依頼内容>
林業をめぐる対談にある次の一文を英語に訳してください:「そのような森の多面的な機能を最大限に発揮させることを僕は仕事として取り組んでいるんです。」

【前編】特別対談 “林業と結わえる” 古川ちいきの総合研究所 古川大輔 × 結わえる 荻野芳隆
古川ちいきの総合研究所の代表取締役 古川大輔さんは、結わえる代表 荻野芳隆とは船井総合研究所株式会社時代の同期で、それぞれ林業と食・健康という異なるアプローチでともに「地域を元気にしたい!」という熱い思いで、切磋琢磨してきた仲間です。
結わえるは「気持ちいい生活と気持ちいい世界を結わえる」ことと「伝統的な生活文化と現代の生活文化を結わえる」ことをビジョンに掲げ、玄米を中心にした食事から体を想い、食材を想い、生産者を想い、自然を想うことを結わえています。
林業と食は一見関係ない存在のように見えて、実は私たちの生活に密接につながっていることを、林業のエキスパートの古川大輔さんと対談することで浮き彫りにしていきます。
■TOPICS
・そもそも林業ってなんだろう?
・古川さんのお仕事とは?
・森を失った原体験
・知らない村でかっこいい人たちに出会った原体験
・コンサルティングの道を志す
・林業が抱える課題とは?
・フリースタイル林業
そもそも林業ってなんだろう?
古川大輔(以下古川):林業のことを話す前に、最近皆さんによくこう聞いていることがあるんです。「人はなぜ、木を植えるのでしょう?」。みなさん答えてもらってもいいですか?
結わえるスタッフ:地球温暖化の解消のため?
古川:100点満点の回答出ましたね!木はCO2を吸ってくれますから、木を植えることは地球温暖化解消につながりますね。他には?
結わえるスタッフ:動物たちが生きるため。
古川:素晴らしい答えですね。僕がこの質問をして、よく聞く答えが、「建築として木材を使うため」で一番多いんです。他にも上野公園の桜の木のように観賞用のための木々もあります。この質問をした理由は、林業を語る前に、森って何だろうっていうことを考えると、森には多面的な機能があるということがわかるんですよ。
先ほどお答えいただいたように、森を健全にしていると生き物がたくさんいますし、CO2もいっぱい吸ってくれますし、木を植えないと土が崩れるので土砂の流出防止のためなど、さまざまなことが挙げられます。
そのような森の多面的な機能を最大限に発揮させることを僕は仕事として取り組んでいるんです。
古川さんのお仕事とは?
荻野芳隆(以下荻野):古川さんの仕事は、林業コンサルタントということでいいですか?
古川:そうでもないですね。
荻野:古川さんって何者ですか?何で飯を食べているんですか?

記録情報>
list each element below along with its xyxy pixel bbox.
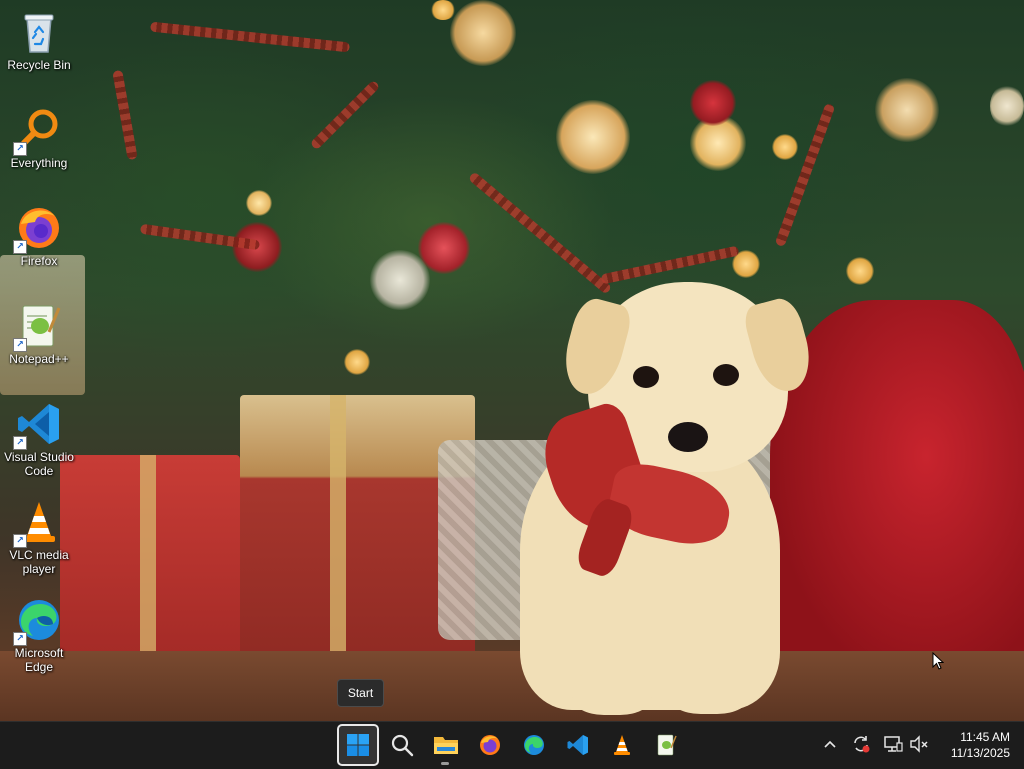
windows-start-icon <box>347 734 369 756</box>
shortcut-arrow-icon: ↗ <box>13 240 27 254</box>
puppy-paw <box>668 668 750 714</box>
puppy-nose <box>668 422 708 452</box>
desktop-icon-label: Microsoft Edge <box>14 646 64 674</box>
notepad-plus-plus-icon <box>657 734 677 756</box>
desktop-icon-label: Recycle Bin <box>7 58 71 72</box>
network-tray-icon[interactable] <box>883 734 903 754</box>
desktop-icon-label: Visual Studio Code <box>4 450 74 478</box>
shortcut-arrow-icon: ↗ <box>13 632 27 646</box>
clock-date: 11/13/2025 <box>950 746 1010 760</box>
chevron-up-icon <box>824 740 836 748</box>
clock-time: 11:45 AM <box>960 730 1010 744</box>
bokeh-light <box>370 250 430 310</box>
bokeh-light <box>690 80 736 126</box>
file-explorer-icon <box>434 737 458 754</box>
firefox-icon <box>480 735 500 755</box>
garland <box>600 245 740 285</box>
bokeh-light <box>556 100 630 174</box>
sync-tray-icon[interactable] <box>851 734 871 754</box>
edge-icon: ↗ <box>13 596 63 646</box>
puppy-eye <box>713 364 739 386</box>
puppy-paw <box>572 670 652 715</box>
network-icon <box>884 736 903 752</box>
bokeh-light <box>246 190 272 216</box>
sync-icon <box>854 736 870 753</box>
vlc-icon <box>614 735 630 755</box>
taskbar-firefox-button[interactable] <box>469 724 511 766</box>
edge-icon <box>524 735 544 755</box>
garland <box>774 102 836 248</box>
shortcut-arrow-icon: ↗ <box>13 142 27 156</box>
gift-ribbon <box>140 455 156 665</box>
desktop-icon-notepadpp[interactable]: ↗ Notepad++ <box>0 302 78 366</box>
garland <box>467 171 613 295</box>
bokeh-light <box>990 84 1024 128</box>
taskbar-notepadpp-button[interactable] <box>645 724 687 766</box>
garland <box>309 79 381 151</box>
volume-tray-icon[interactable] <box>909 734 929 754</box>
taskbar-file-explorer-button[interactable] <box>425 724 467 766</box>
taskbar: 11:45 AM 11/13/2025 <box>0 721 1024 769</box>
desktop-wallpaper <box>0 0 1024 721</box>
garland <box>112 69 138 161</box>
taskbar-vlc-button[interactable] <box>601 724 643 766</box>
garland <box>150 21 350 53</box>
bokeh-light <box>344 349 370 375</box>
recycle-bin-icon <box>15 8 63 56</box>
firefox-icon: ↗ <box>13 204 63 254</box>
shortcut-arrow-icon: ↗ <box>13 436 27 450</box>
desktop-icon-everything[interactable]: ↗ Everything <box>0 106 78 170</box>
bokeh-light <box>430 0 456 20</box>
taskbar-vscode-button[interactable] <box>557 724 599 766</box>
bokeh-light <box>846 257 874 285</box>
desktop-icon-label: Firefox <box>20 254 58 268</box>
running-indicator <box>441 762 449 765</box>
desktop-icon-recycle-bin[interactable]: Recycle Bin <box>0 8 78 72</box>
vlc-icon: ↗ <box>13 498 63 548</box>
wooden-floor <box>0 651 1024 721</box>
desktop-icon-vscode[interactable]: ↗ Visual Studio Code <box>0 400 78 478</box>
desktop-icon-firefox[interactable]: ↗ Firefox <box>0 204 78 268</box>
everything-search-icon: ↗ <box>13 106 63 156</box>
puppy-eye <box>633 366 659 388</box>
desktop-icon-vlc[interactable]: ↗ VLC media player <box>0 498 78 576</box>
desktop-icon-label: Everything <box>10 156 68 170</box>
search-icon <box>391 734 414 757</box>
taskbar-clock[interactable]: 11:45 AM 11/13/2025 <box>951 729 1010 761</box>
volume-muted-icon <box>910 735 928 753</box>
bokeh-light <box>450 0 516 66</box>
desktop-icon-edge[interactable]: ↗ Microsoft Edge <box>0 596 78 674</box>
mouse-cursor-icon <box>932 652 944 670</box>
start-tooltip: Start <box>337 679 384 707</box>
taskbar-search-button[interactable] <box>381 724 423 766</box>
notepad-plus-plus-icon: ↗ <box>13 302 63 352</box>
taskbar-edge-button[interactable] <box>513 724 555 766</box>
vscode-icon <box>567 735 588 755</box>
bokeh-light <box>772 134 798 160</box>
gift-ribbon <box>330 395 346 665</box>
show-hidden-icons-button[interactable] <box>820 734 840 754</box>
taskbar-start-button[interactable] <box>337 724 379 766</box>
bokeh-light <box>875 78 939 142</box>
shortcut-arrow-icon: ↗ <box>13 534 27 548</box>
shortcut-arrow-icon: ↗ <box>13 338 27 352</box>
desktop-icon-label: VLC media player <box>9 548 69 576</box>
desktop-icon-label: Notepad++ <box>9 352 69 366</box>
vscode-icon: ↗ <box>13 400 63 450</box>
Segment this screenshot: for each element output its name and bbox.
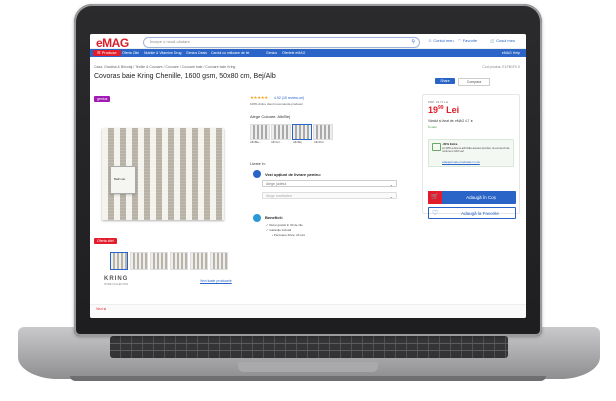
laptop-screen: eMAG Începe o nouă căutare ⚲ ☺ Contul me… (90, 34, 526, 318)
nav-item[interactable]: Oferta Zilei (122, 50, 139, 56)
laptop-keyboard (110, 336, 508, 358)
cart-icon: 🛒 (428, 191, 442, 204)
nav-item[interactable]: Ofertele eMAG (282, 50, 305, 56)
laptop-trackpad (238, 362, 378, 372)
laptop-front-edge (70, 376, 546, 381)
price-box: PRP: 24,71 Lei 1999 Lei Vândut și livrat… (422, 94, 520, 219)
heart-icon: ♡ (432, 210, 439, 217)
search-input[interactable]: Începe o nouă căutare ⚲ (143, 37, 420, 48)
search-placeholder: Începe o nouă căutare (150, 39, 190, 44)
brand-subtitle: HOME COLLECTION (104, 283, 129, 286)
offer-badge: Oferta zilei (94, 238, 117, 244)
nav-item[interactable]: Cardul cu milioane de lei (211, 50, 249, 56)
swatch-label: Alb/Bla... (250, 140, 262, 144)
genius-badge: genius (94, 96, 111, 102)
color-swatch[interactable] (250, 124, 270, 140)
benefit-item: ✓ Garanție inclusă (266, 228, 292, 232)
search-icon[interactable]: ⚲ (411, 39, 415, 45)
thumbnail[interactable] (110, 252, 128, 270)
page-title: Covoras baie Kring Chenille, 1600 gsm, 5… (94, 73, 276, 80)
thumbnail[interactable] (190, 252, 208, 270)
nav-item[interactable]: Genius Deals (186, 50, 207, 56)
breadcrumb[interactable]: Casa, Gradina & Bricolaj / Textile & Cov… (94, 65, 235, 69)
thumbnail[interactable] (150, 252, 168, 270)
page-lower-section: Vezi și (90, 304, 526, 318)
extra-link[interactable]: Adaugă toate produsele in cos (442, 160, 480, 164)
add-to-cart-button[interactable]: 🛒 Adaugă în Coș (428, 191, 516, 204)
rating-stars: ★★★★★ (250, 95, 268, 100)
stock-status: În stoc (428, 125, 437, 129)
section-hint: Vezi și (96, 307, 107, 311)
delivery-label: Livrare în: (250, 162, 266, 166)
product-image[interactable]: Bathmat (98, 124, 228, 224)
benefit-item: • Persoane fizice: 24 luni (272, 233, 305, 237)
rating-link[interactable]: 4.92 (15 review-uri) (274, 96, 304, 100)
swatch-label: Alb/Gri... (271, 140, 282, 144)
site-header: eMAG Începe o nouă căutare ⚲ ☺ Contul me… (90, 34, 526, 50)
chevron-down-icon: ⌄ (389, 194, 393, 199)
thumbnail[interactable] (210, 252, 228, 270)
benefit-item: ✓ Retur gratuit în 30 de zile (266, 223, 303, 227)
color-swatch[interactable] (271, 124, 291, 140)
benefits-icon (253, 214, 261, 222)
extra-description: Ai 30% extra la achiziția acestui produs… (442, 146, 510, 154)
compare-button[interactable]: Compara (458, 78, 490, 86)
product-code: Cod produs: E1FB1F0 II (482, 65, 520, 69)
swatch-label: Alb/Roz (314, 140, 324, 144)
share-button[interactable]: Share (435, 78, 455, 84)
recommend-text: 100% dintre clienti recomanda produsul (250, 102, 303, 106)
current-price: 1999 Lei (428, 105, 460, 115)
benefits-title: Beneficii: (265, 215, 284, 220)
cart-link[interactable]: 🛒 Coșul meu (490, 38, 515, 43)
discount-icon (432, 143, 441, 151)
seller-info[interactable]: Vândut și livrat de: eMAG 4.7 ★ (428, 119, 473, 123)
delivery-truck-icon (253, 170, 261, 178)
emag-logo[interactable]: eMAG (96, 36, 129, 50)
delivery-options-title: Vezi opțiuni de livrare pentru: (265, 172, 322, 177)
nav-item[interactable]: Genius (266, 50, 277, 56)
extra-discount-box: -30% Extra Ai 30% extra la achiziția ace… (428, 139, 514, 167)
swatch-label: Alb/Bej (293, 140, 302, 144)
favorites-link[interactable]: ♡ Favorite (458, 38, 477, 43)
color-swatch-selected[interactable] (292, 124, 312, 140)
account-link[interactable]: ☺ Contul meu (428, 38, 454, 43)
thumbnail[interactable] (130, 252, 148, 270)
brand-logo[interactable]: KRING (104, 276, 128, 282)
products-menu-button[interactable]: ☰ Produse (93, 50, 121, 56)
main-nav: ☰ Produse Oferta Zilei Nutriție & Vitami… (90, 49, 526, 57)
color-label: Alege Culoare: Alb/Bej (250, 114, 291, 119)
city-select[interactable]: Alege localitatea ⌄ (262, 192, 397, 199)
county-select[interactable]: Alege județul ⌄ (262, 180, 397, 187)
previous-price: PRP: 24,71 Lei (428, 100, 449, 104)
brand-products-link[interactable]: Vezi toate produsele (200, 279, 232, 283)
thumbnail[interactable] (170, 252, 188, 270)
chevron-down-icon: ⌄ (389, 182, 393, 187)
product-label-tag: Bathmat (110, 166, 136, 194)
help-link[interactable]: eMAG Help (502, 50, 520, 56)
nav-item[interactable]: Nutriție & Vitamine Drug (144, 50, 181, 56)
color-swatch[interactable] (313, 124, 333, 140)
add-to-favorites-button[interactable]: ♡ Adaugă la Favorite (428, 207, 516, 219)
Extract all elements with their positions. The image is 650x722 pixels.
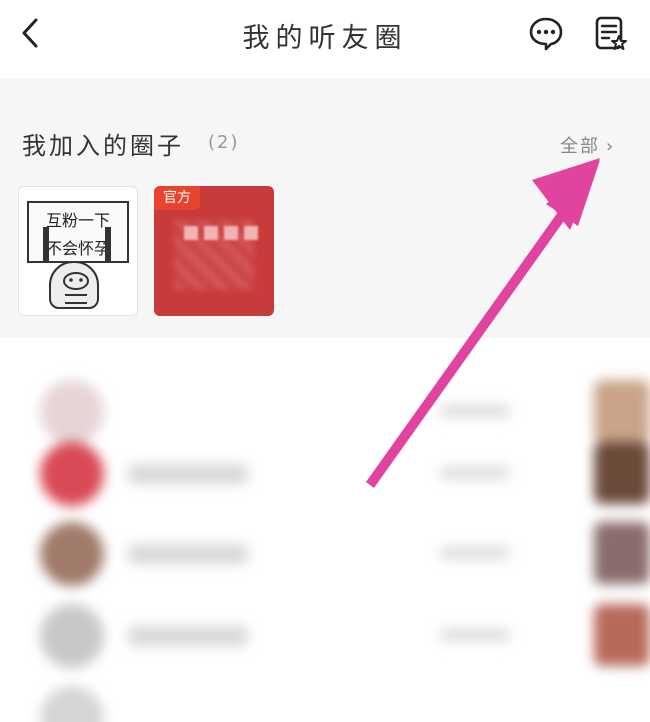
meme-arm xyxy=(105,227,111,261)
avatar xyxy=(40,380,104,444)
avatar xyxy=(40,604,104,668)
circle-count: (2) xyxy=(208,132,240,153)
meme-figure xyxy=(49,261,99,309)
avatar xyxy=(40,442,104,506)
thumbnail xyxy=(594,604,650,666)
meta-placeholder xyxy=(440,628,510,642)
name-placeholder xyxy=(128,626,248,646)
thumbnail xyxy=(594,380,650,442)
blurred-circle-list xyxy=(0,370,650,722)
circle-card[interactable]: 互粉一下 不会怀孕 xyxy=(18,186,138,316)
joined-circles-section: 我加入的圈子 (2) 全部 › 互粉一下 不会怀孕 官方 xyxy=(0,78,650,338)
avatar xyxy=(40,686,104,722)
thumbnail xyxy=(594,522,650,584)
meme-arm xyxy=(43,227,49,261)
list-item[interactable] xyxy=(0,522,650,592)
name-placeholder xyxy=(128,544,248,564)
meme-face-icon xyxy=(63,272,89,304)
pixelated-text xyxy=(244,226,258,240)
list-item[interactable] xyxy=(0,686,650,722)
view-all-link[interactable]: 全部 › xyxy=(560,132,615,158)
meta-placeholder xyxy=(440,466,510,480)
circle-card[interactable]: 官方 xyxy=(154,186,274,316)
pixelated-text xyxy=(204,226,218,240)
pixelated-text xyxy=(184,226,198,240)
chat-bubble-icon xyxy=(529,17,563,51)
name-placeholder xyxy=(128,464,248,484)
chevron-right-icon: › xyxy=(606,136,616,157)
meta-placeholder xyxy=(440,404,510,418)
pixelated-text xyxy=(224,226,238,240)
messages-button[interactable] xyxy=(528,14,564,52)
section-title: 我加入的圈子 xyxy=(22,132,184,160)
top-nav-bar: 我的听友圈 xyxy=(0,0,650,72)
avatar xyxy=(40,522,104,586)
view-all-label: 全部 xyxy=(560,136,600,157)
thumbnail xyxy=(594,442,650,504)
compose-note-button[interactable] xyxy=(592,14,628,52)
list-item[interactable] xyxy=(0,380,650,450)
note-star-icon xyxy=(595,16,627,50)
meta-placeholder xyxy=(440,546,510,560)
list-item[interactable] xyxy=(0,442,650,512)
official-badge: 官方 xyxy=(154,186,200,210)
list-item[interactable] xyxy=(0,604,650,674)
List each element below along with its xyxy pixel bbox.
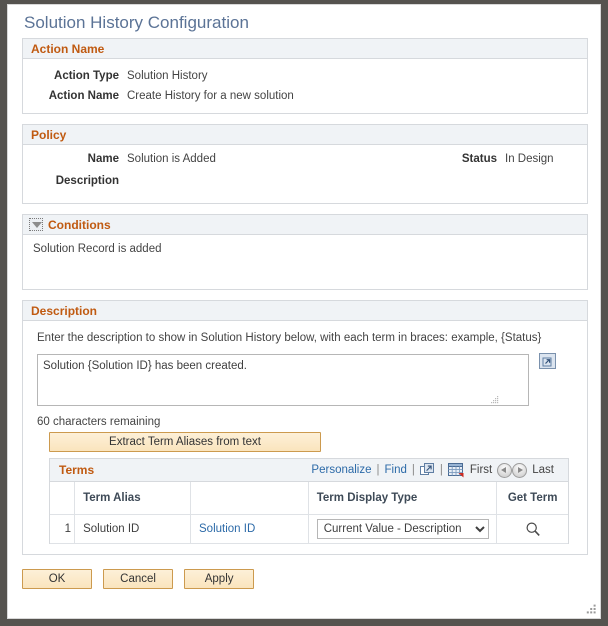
arrow-left-icon[interactable]	[497, 462, 513, 478]
terms-grid-toolbar: Personalize | Find | | First Last	[311, 462, 559, 478]
description-textarea[interactable]	[37, 354, 529, 406]
description-instruction: Enter the description to show in Solutio…	[37, 332, 542, 344]
terms-table-body: 1 Solution ID Solution ID Current Value …	[50, 514, 568, 544]
terms-table-header-row: Term Alias Term Display Type Get Term	[50, 482, 568, 515]
section-description: Enter the description to show in Solutio…	[22, 321, 588, 555]
cell-term-display-type: Current Value - Description	[308, 514, 498, 544]
policy-description-row: Description	[31, 173, 579, 189]
window-resize-grip-icon[interactable]	[585, 603, 597, 615]
first-page-label[interactable]: First	[470, 464, 492, 476]
section-header-description-label: Description	[31, 304, 98, 318]
toolbar-separator-1: |	[376, 464, 380, 476]
triangle-down-icon[interactable]	[29, 218, 43, 231]
chars-remaining-text: 60 characters remaining	[37, 416, 161, 428]
section-header-policy: Policy	[22, 124, 588, 145]
extract-term-aliases-button[interactable]: Extract Term Aliases from text	[49, 432, 321, 452]
section-action-name-body: Action Type Solution History Action Name…	[23, 59, 587, 113]
cell-term: Solution ID	[190, 514, 309, 544]
term-display-type-select[interactable]: Current Value - Description	[316, 519, 489, 539]
toolbar-separator-3: |	[439, 464, 443, 476]
policy-description-label: Description	[55, 175, 119, 187]
modal-window: Solution History Configuration Action Na…	[0, 0, 608, 626]
terms-table: Term Alias Term Display Type Get Term 1 …	[50, 482, 568, 544]
action-type-label: Action Type	[54, 70, 119, 82]
section-header-policy-label: Policy	[31, 128, 67, 142]
table-row: 1 Solution ID Solution ID Current Value …	[50, 514, 568, 544]
policy-name-status-row: Name Solution is Added Status In Design	[31, 153, 579, 165]
section-header-action-name: Action Name	[22, 38, 588, 59]
section-header-conditions[interactable]: Conditions	[22, 214, 588, 235]
page-body: Solution History Configuration Action Na…	[8, 5, 600, 589]
column-header-term	[190, 482, 309, 515]
toolbar-separator-2: |	[411, 464, 415, 476]
policy-status-value: In Design	[505, 153, 554, 165]
extract-button-row: Extract Term Aliases from text	[23, 428, 587, 452]
column-header-get-term: Get Term	[496, 482, 568, 515]
description-textarea-wrap	[23, 348, 587, 409]
section-header-action-name-label: Action Name	[31, 42, 105, 56]
terms-grid-titlebar: Terms Personalize | Find | | First Last	[50, 459, 568, 482]
action-name-label: Action Name	[48, 90, 119, 102]
page-title: Solution History Configuration	[24, 13, 249, 32]
section-description-body: Enter the description to show in Solutio…	[23, 321, 587, 554]
term-link[interactable]: Solution ID	[199, 523, 255, 535]
terms-grid: Terms Personalize | Find | | First Last …	[49, 458, 569, 544]
last-page-label[interactable]: Last	[532, 464, 554, 476]
column-header-term-alias: Term Alias	[74, 482, 191, 515]
personalize-link[interactable]: Personalize	[311, 464, 371, 476]
policy-name-value: Solution is Added	[127, 153, 216, 165]
cell-get-term	[496, 514, 568, 544]
magnifier-icon[interactable]	[525, 521, 541, 537]
terms-table-head: Term Alias Term Display Type Get Term	[50, 482, 568, 515]
section-conditions: Solution Record is added	[22, 235, 588, 290]
modal-content-area: Solution History Configuration Action Na…	[7, 4, 601, 619]
ok-button[interactable]: OK	[22, 569, 92, 589]
apply-button[interactable]: Apply	[184, 569, 255, 589]
section-policy: Name Solution is Added Status In Design …	[22, 145, 588, 204]
download-to-excel-icon[interactable]	[447, 462, 465, 478]
column-header-row-number	[50, 482, 76, 515]
field-row-action-name: Action Name Create History for a new sol…	[31, 88, 579, 104]
find-link[interactable]: Find	[385, 464, 407, 476]
policy-status-label: Status	[461, 153, 497, 165]
expand-to-new-window-icon[interactable]	[539, 353, 556, 369]
row-number: 1	[50, 514, 76, 544]
cell-term-alias: Solution ID	[74, 514, 191, 544]
section-action-name: Action Type Solution History Action Name…	[22, 59, 588, 114]
open-in-new-window-icon[interactable]	[419, 463, 435, 477]
terms-grid-title: Terms	[59, 463, 95, 477]
column-header-term-display-type: Term Display Type	[308, 482, 498, 515]
arrow-right-icon[interactable]	[512, 462, 528, 478]
footer-buttons: OK Cancel Apply	[8, 555, 600, 589]
section-header-conditions-label: Conditions	[48, 218, 111, 232]
policy-name-label: Name	[87, 153, 119, 165]
section-policy-body: Name Solution is Added Status In Design …	[23, 145, 587, 203]
conditions-text: Solution Record is added	[33, 243, 162, 255]
field-row-action-type: Action Type Solution History	[31, 68, 579, 84]
cancel-button[interactable]: Cancel	[103, 569, 174, 589]
action-name-value: Create History for a new solution	[127, 90, 294, 102]
section-header-description: Description	[22, 300, 588, 321]
action-type-value: Solution History	[127, 70, 208, 82]
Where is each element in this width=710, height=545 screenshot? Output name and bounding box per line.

回答文>
Making the most of those many functions of the forest is what I work on as my job.